*What to work on*. Each line that contains the string "Federal" counts once; report how many such lines appear in the data, as a number only.

-- Start of Extracted records --

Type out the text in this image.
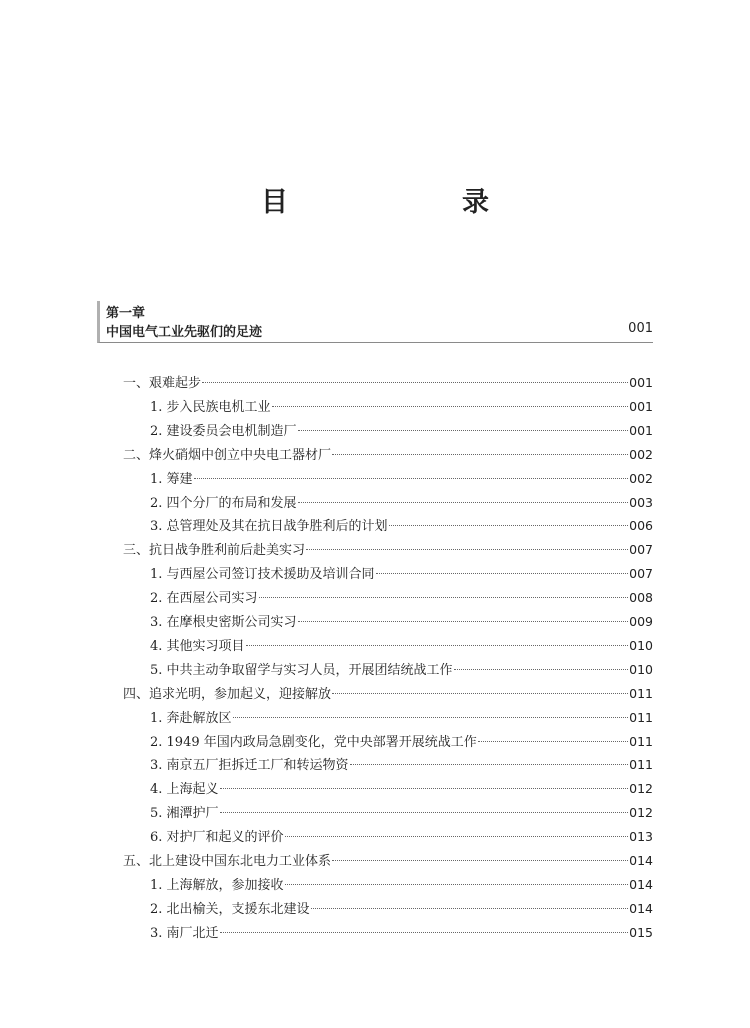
目　　录
第一章
中国电气工业先驱们的足迹	001
一、艰难起步	001
1. 步入民族电机工业	001
2. 建设委员会电机制造厂	001
二、烽火硝烟中创立中央电工器材厂	002
1. 筹建	002
2. 四个分厂的布局和发展	003
3. 总管理处及其在抗日战争胜利后的计划	006
三、抗日战争胜利前后赴美实习	007
1. 与西屋公司签订技术援助及培训合同	007
2. 在西屋公司实习	008
3. 在摩根史密斯公司实习	009
4. 其他实习项目	010
5. 中共主动争取留学与实习人员，开展团结统战工作	010
四、追求光明，参加起义，迎接解放	011
1. 奔赴解放区	011
2. 1949 年国内政局急剧变化，党中央部署开展统战工作	011
3. 南京五厂拒拆迁工厂和转运物资	011
4. 上海起义	012
5. 湘潭护厂	012
6. 对护厂和起义的评价	013
五、北上建设中国东北电力工业体系	014
1. 上海解放，参加接收	014
2. 北出榆关，支援东北建设	014
3. 南厂北迁	015
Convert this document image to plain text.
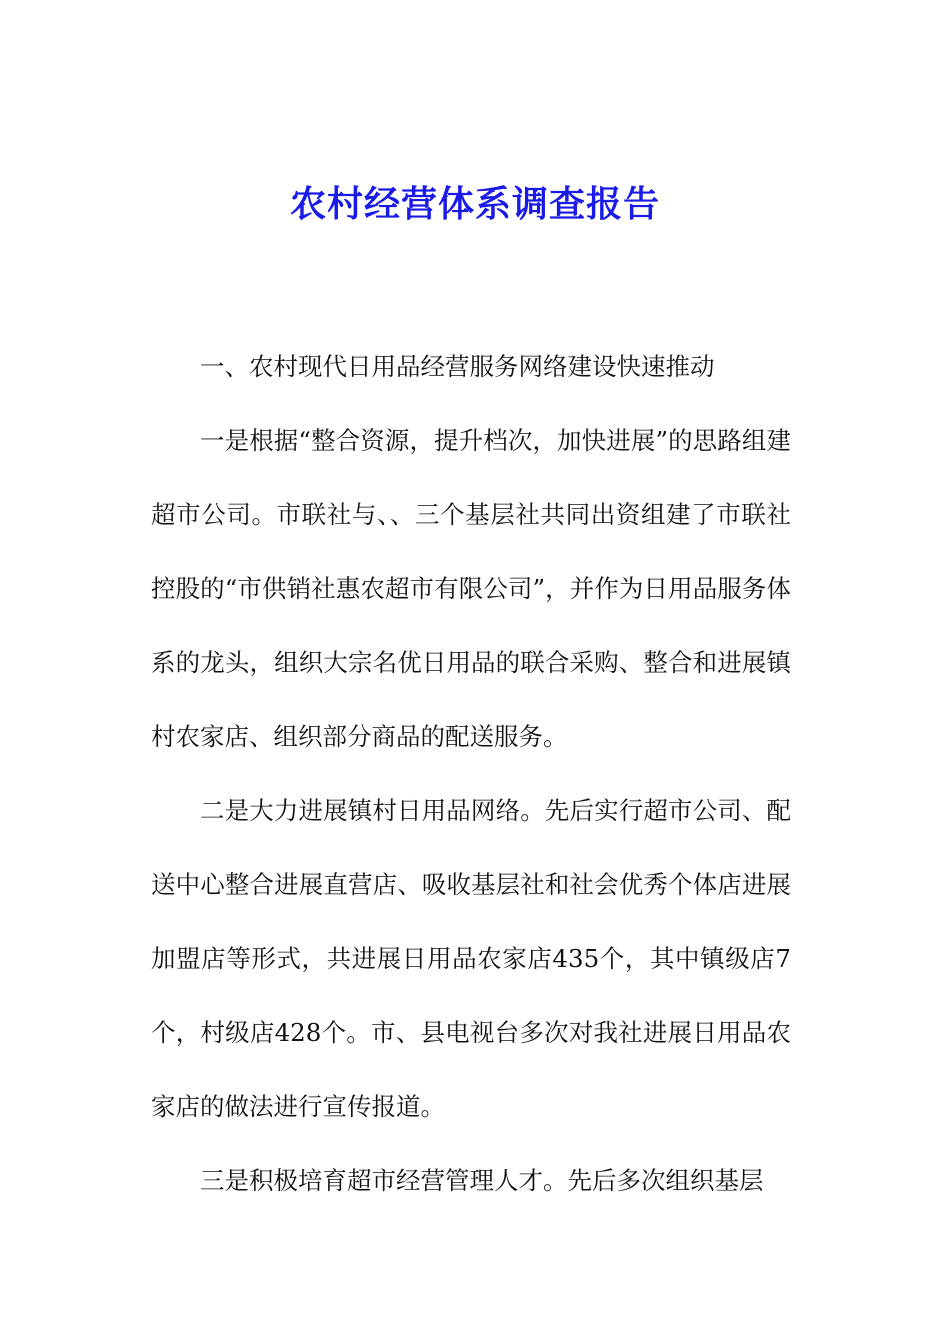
农村经营体系调查报告

一、农村现代日用品经营服务网络建设快速推动

一是根据“整合资源，提升档次，加快进展”的思路组建超市公司。市联社与、、三个基层社共同出资组建了市联社控股的“市供销社惠农超市有限公司”，并作为日用品服务体系的龙头，组织大宗名优日用品的联合采购、整合和进展镇村农家店、组织部分商品的配送服务。

二是大力进展镇村日用品网络。先后实行超市公司、配送中心整合进展直营店、吸收基层社和社会优秀个体店进展加盟店等形式，共进展日用品农家店435个，其中镇级店7个，村级店428个。市、县电视台多次对我社进展日用品农家店的做法进行宣传报道。

三是积极培育超市经营管理人才。先后多次组织基层
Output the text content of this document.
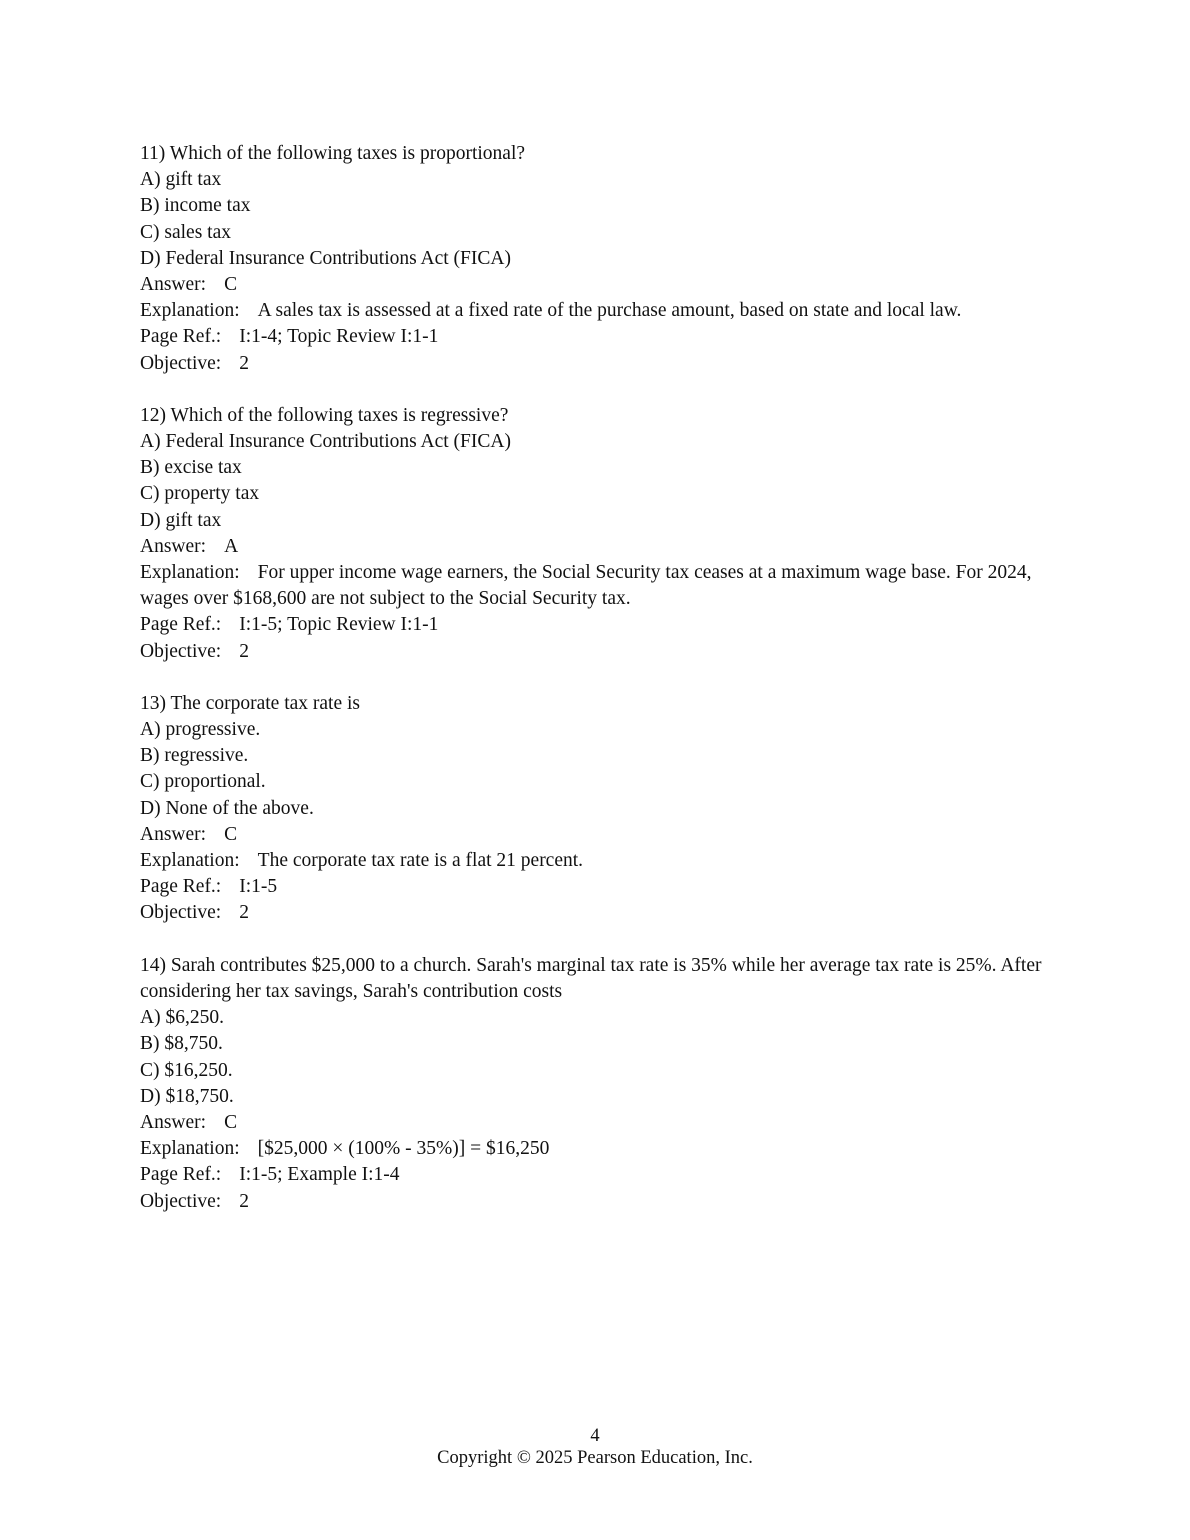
11) Which of the following taxes is proportional?
A) gift tax
B) income tax
C) sales tax
D) Federal Insurance Contributions Act (FICA)
Answer: C
Explanation: A sales tax is assessed at a fixed rate of the purchase amount, based on state and local law.
Page Ref.: I:1-4; Topic Review I:1-1
Objective: 2
12) Which of the following taxes is regressive?
A) Federal Insurance Contributions Act (FICA)
B) excise tax
C) property tax
D) gift tax
Answer: A
Explanation: For upper income wage earners, the Social Security tax ceases at a maximum wage base. For 2024, wages over $168,600 are not subject to the Social Security tax.
Page Ref.: I:1-5; Topic Review I:1-1
Objective: 2
13) The corporate tax rate is
A) progressive.
B) regressive.
C) proportional.
D) None of the above.
Answer: C
Explanation: The corporate tax rate is a flat 21 percent.
Page Ref.: I:1-5
Objective: 2
14) Sarah contributes $25,000 to a church. Sarah's marginal tax rate is 35% while her average tax rate is 25%. After considering her tax savings, Sarah's contribution costs
A) $6,250.
B) $8,750.
C) $16,250.
D) $18,750.
Answer: C
Explanation: [$25,000 × (100% - 35%)] = $16,250
Page Ref.: I:1-5; Example I:1-4
Objective: 2
4
Copyright © 2025 Pearson Education, Inc.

-- End of Extracted records --

*The result*. 2